### Records for the exercise
....

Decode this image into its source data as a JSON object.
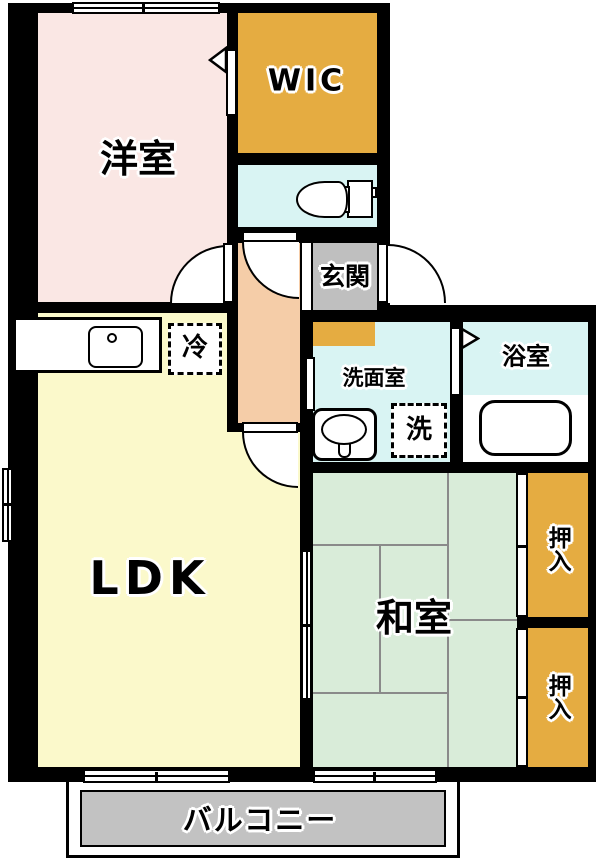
{
  "plan": {
    "rooms": {
      "western_room": "洋室",
      "wic": "WIC",
      "entrance": "玄関",
      "washroom": "洗面室",
      "bathroom": "浴室",
      "ldk": "LDK",
      "japanese_room": "和室",
      "closet_upper": "押入",
      "closet_lower": "押入",
      "balcony": "バルコニー"
    },
    "fixtures": {
      "fridge": "冷",
      "washer": "洗"
    },
    "colors": {
      "wall": "#000000",
      "western_room": "#FAE7E4",
      "wic_and_closets": "#E5AC41",
      "wet_rooms": "#D9F4F3",
      "hallway": "#F5CDA8",
      "entrance_floor": "#BFBFBF",
      "entrance_step": "#E5AC41",
      "ldk": "#FBF9CB",
      "japanese_room": "#D9ECD9",
      "balcony_floor": "#C2C2C2"
    }
  }
}
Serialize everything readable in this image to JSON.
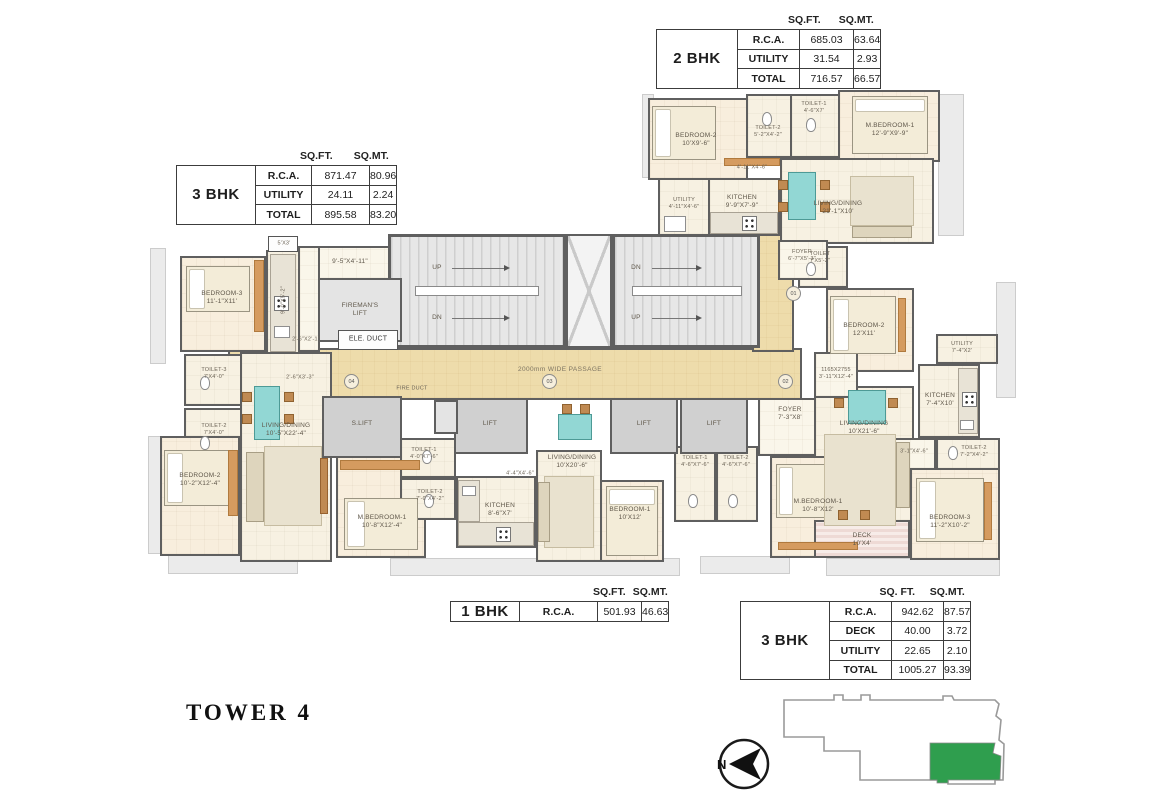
{
  "title": {
    "text": "TOWER 4"
  },
  "compass": {
    "label": "N"
  },
  "colors": {
    "wall": "#5f5f5f",
    "floor": "#f7f1e2",
    "passage": "#eedcab",
    "core_gray": "#e4e4e4",
    "lift_gray": "#d0d0d0",
    "wood_accent": "#d59b5f",
    "dining_teal": "#92d7d4",
    "deck_pink": "#eedad5",
    "keyplan_green": "#2f9e4e"
  },
  "tables": {
    "bhk2": {
      "name": "2 BHK",
      "col_sqft": "SQ.FT.",
      "col_sqmt": "SQ.MT.",
      "rows": [
        {
          "label": "R.C.A.",
          "sqft": "685.03",
          "sqmt": "63.64"
        },
        {
          "label": "UTILITY",
          "sqft": "31.54",
          "sqmt": "2.93"
        },
        {
          "label": "TOTAL",
          "sqft": "716.57",
          "sqmt": "66.57"
        }
      ]
    },
    "bhk3_left": {
      "name": "3 BHK",
      "col_sqft": "SQ.FT.",
      "col_sqmt": "SQ.MT.",
      "rows": [
        {
          "label": "R.C.A.",
          "sqft": "871.47",
          "sqmt": "80.96"
        },
        {
          "label": "UTILITY",
          "sqft": "24.11",
          "sqmt": "2.24"
        },
        {
          "label": "TOTAL",
          "sqft": "895.58",
          "sqmt": "83.20"
        }
      ]
    },
    "bhk1": {
      "name": "1 BHK",
      "col_sqft": "SQ.FT.",
      "col_sqmt": "SQ.MT.",
      "rows": [
        {
          "label": "R.C.A.",
          "sqft": "501.93",
          "sqmt": "46.63"
        }
      ]
    },
    "bhk3_right": {
      "name": "3 BHK",
      "col_sqft": "SQ. FT.",
      "col_sqmt": "SQ.MT.",
      "rows": [
        {
          "label": "R.C.A.",
          "sqft": "942.62",
          "sqmt": "87.57"
        },
        {
          "label": "DECK",
          "sqft": "40.00",
          "sqmt": "3.72"
        },
        {
          "label": "UTILITY",
          "sqft": "22.65",
          "sqmt": "2.10"
        },
        {
          "label": "TOTAL",
          "sqft": "1005.27",
          "sqmt": "93.39"
        }
      ]
    }
  },
  "plan": {
    "core": {
      "stair_dims": "9'-5\"X4'-11\"",
      "fireman_lift": "FIREMAN'S\nLIFT",
      "ele_duct": "ELE. DUCT",
      "up": "UP",
      "dn": "DN",
      "passage": "2000mm WIDE PASSAGE",
      "fire_duct": "FIRE DUCT",
      "s_lift": "S.LIFT",
      "lift": "LIFT",
      "unit_01": "01",
      "unit_02": "02",
      "unit_03": "03",
      "unit_04": "04"
    },
    "unit04": {
      "bedroom3": "BEDROOM-3\n11'-1\"X11'",
      "kitchen_dims": "9'-0\"X5'-2\"",
      "duct": "5'X3'",
      "toilet3": "TOILET-3\n7'X4'-0\"",
      "toilet2": "TOILET-2\n7'X4'-0\"",
      "pass1": "2'-6\"X2'-1\"",
      "pass2": "2'-6\"X3'-3\"",
      "living": "LIVING/DINING\n10'-5\"X22'-4\"",
      "bedroom2": "BEDROOM-2\n10'-2\"X12'-4\"",
      "mbedroom": "M.BEDROOM-1\n10'-8\"X12'-4\""
    },
    "unit03": {
      "toilet1": "TOILET-1\n4'-0\"X7'-6\"",
      "toilet2": "TOILET-2\n7'-0\"X4'-2\"",
      "kitchen": "KITCHEN\n8'-6\"X7'",
      "foyer_dims": "4'-4\"X4'-6\"",
      "living": "LIVING/DINING\n10'X20'-6\"",
      "bedroom1": "BEDROOM-1\n10'X12'"
    },
    "unit02": {
      "toilet1": "TOILET-1\n4'-6\"X7'-6\"",
      "toilet2": "TOILET-2\n4'-6\"X7'-6\"",
      "foyer": "FOYER\n7'-3\"X8'",
      "living": "LIVING/DINING\n10'X21'-6\"",
      "mbedroom": "M.BEDROOM-1\n10'-8\"X12'",
      "deck": "DECK\n10'X4'",
      "bedroom3": "BEDROOM-3\n11'-2\"X10'-2\"",
      "toilet3": "TOILET-2\n7'-2\"X4'-2\"",
      "pass": "3'-1\"X4'-6\"",
      "niche": "1165X2755\n3'-11\"X12'-4\"",
      "bedroom2": "BEDROOM-2\n12'X11'",
      "kitchen": "KITCHEN\n7'-4\"X10'",
      "utility": "UTILITY\n7'-4\"X2'",
      "toilet_top": "TOILET\n7'X5'-2\""
    },
    "unit01": {
      "bedroom2": "BEDROOM-2\n10'X9'-6\"",
      "toilet1": "TOILET-1\n4'-6\"X7'",
      "toilet2": "TOILET-2\n5'-2\"X4'-2\"",
      "mbedroom": "M.BEDROOM-1\n12'-9\"X9'-9\"",
      "hall_dims": "4'-11\"X4'-6\"",
      "utility": "UTILITY\n4'-11\"X4'-6\"",
      "kitchen": "KITCHEN\n9'-9\"X7'-9\"",
      "living": "LIVING/DINING\n21'-1\"X10'",
      "foyer": "FOYER\n6'-7\"X5'-3\""
    }
  }
}
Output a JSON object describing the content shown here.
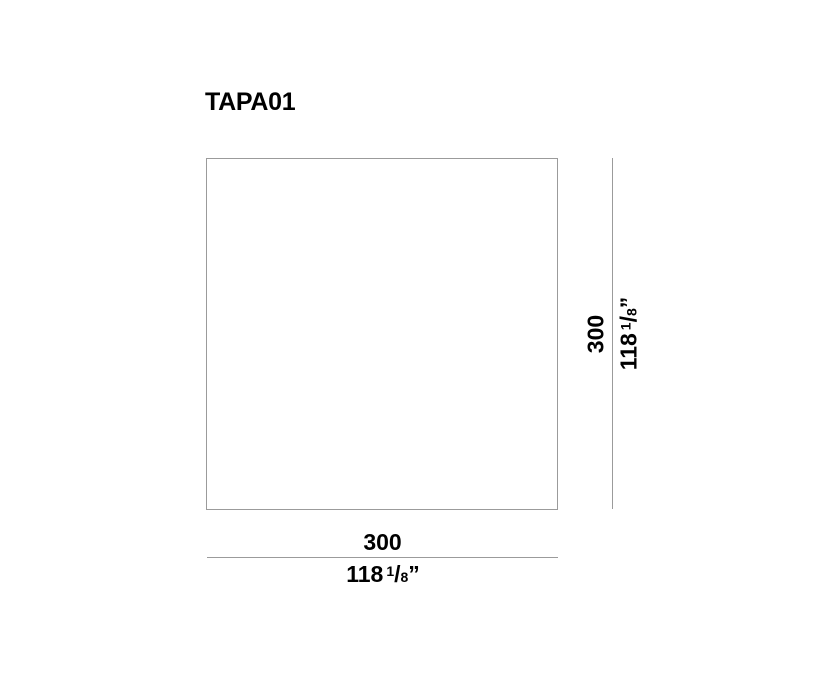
{
  "title": "TAPA01",
  "dimensions": {
    "horizontal": {
      "mm": "300",
      "inch_whole": "118",
      "inch_num": "1",
      "inch_slash": "/",
      "inch_den": "8",
      "inch_unit": "”"
    },
    "vertical": {
      "mm": "300",
      "inch_whole": "118",
      "inch_num": "1",
      "inch_slash": "/",
      "inch_den": "8",
      "inch_unit": "”"
    }
  },
  "colors": {
    "line_gray": "#9b9b9b",
    "text_black": "#000000",
    "background": "#ffffff"
  }
}
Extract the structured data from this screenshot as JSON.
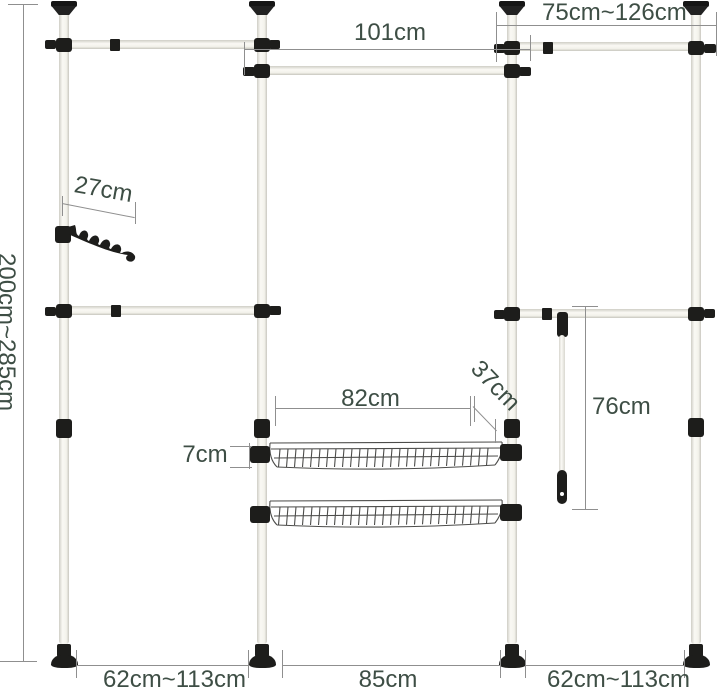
{
  "diagram": {
    "description": "adjustable telescopic wardrobe clothes rack dimension diagram",
    "labels": {
      "height": "200cm~285cm",
      "top_middle_width": "101cm",
      "top_right_width": "75cm~126cm",
      "hook_length": "27cm",
      "basket_width": "82cm",
      "basket_depth": "37cm",
      "basket_height": "7cm",
      "hanging_rod_length": "76cm",
      "bottom_left_width": "62cm~113cm",
      "bottom_middle_width": "85cm",
      "bottom_right_width": "62cm~113cm"
    },
    "colors": {
      "label_text": "#3e4e45",
      "dimension_line": "#8f8f8f",
      "fitting_black": "#1d1d1b",
      "pole_fill": "#f6f5f0",
      "background": "#ffffff"
    }
  }
}
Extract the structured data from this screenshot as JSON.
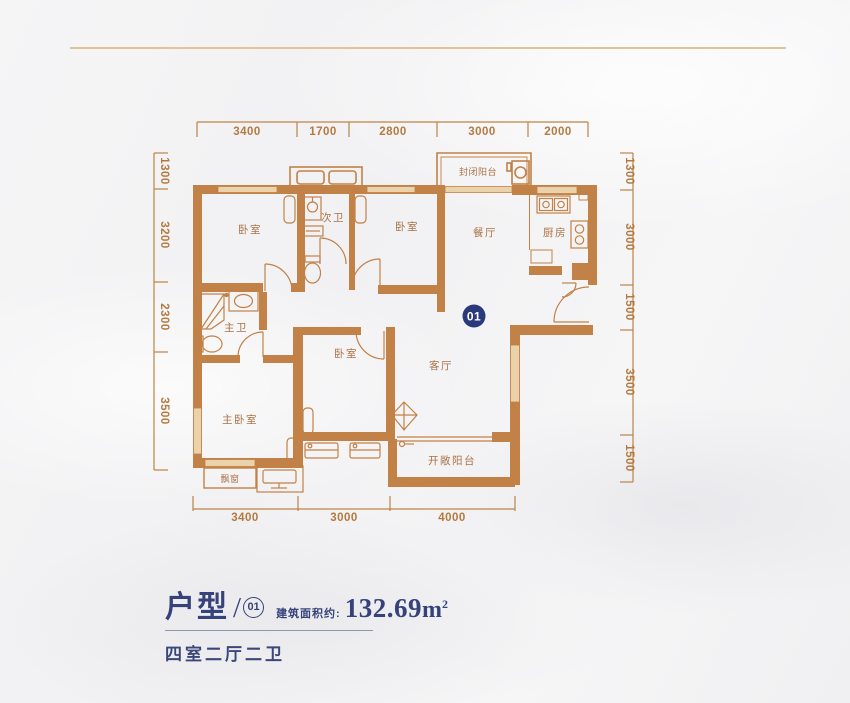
{
  "page": {
    "background": "#f3f3f4",
    "top_rule_color": "#dcc49c"
  },
  "plan": {
    "wall_color": "#c28146",
    "window_color": "#ead2ab",
    "line_color": "#bd8347",
    "badge": {
      "label": "01",
      "color": "#2a397c"
    },
    "rooms": [
      {
        "id": "bedroom-top-left",
        "label": "卧室"
      },
      {
        "id": "second-bathroom",
        "label": "次卫"
      },
      {
        "id": "bedroom-top-mid",
        "label": "卧室"
      },
      {
        "id": "dining-room",
        "label": "餐厅"
      },
      {
        "id": "kitchen",
        "label": "厨房"
      },
      {
        "id": "enclosed-balcony",
        "label": "封闭阳台"
      },
      {
        "id": "master-bathroom",
        "label": "主卫"
      },
      {
        "id": "bedroom-mid",
        "label": "卧室"
      },
      {
        "id": "living-room",
        "label": "客厅"
      },
      {
        "id": "master-bedroom",
        "label": "主卧室"
      },
      {
        "id": "bay-window",
        "label": "飘窗"
      },
      {
        "id": "open-balcony",
        "label": "开敞阳台"
      }
    ],
    "dimensions": {
      "top": [
        "3400",
        "1700",
        "2800",
        "3000",
        "2000"
      ],
      "left": [
        "1300",
        "3200",
        "2300",
        "3500"
      ],
      "right": [
        "1300",
        "3000",
        "1500",
        "3500",
        "1500"
      ],
      "bottom": [
        "3400",
        "3000",
        "4000"
      ]
    }
  },
  "info": {
    "type_label": "户型",
    "slash": "/",
    "unit_number": "01",
    "area_label": "建筑面积约:",
    "area_value": "132.69",
    "area_unit": "m",
    "area_sup": "2",
    "layout_desc": "四室二厅二卫"
  }
}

....

### The exercise
Scan the material above. Extract every line in which the word "living" occurs.

### The answer
      "living": "LIVING/DINING\n10'-5\"X22'-4\"",
      "living": "LIVING/DINING\n10'X20'-6\"",
      "living": "LIVING/DINING\n10'X21'-6\"",
      "living": "LIVING/DINING\n21'-1\"X10'",
        "id": "living-room",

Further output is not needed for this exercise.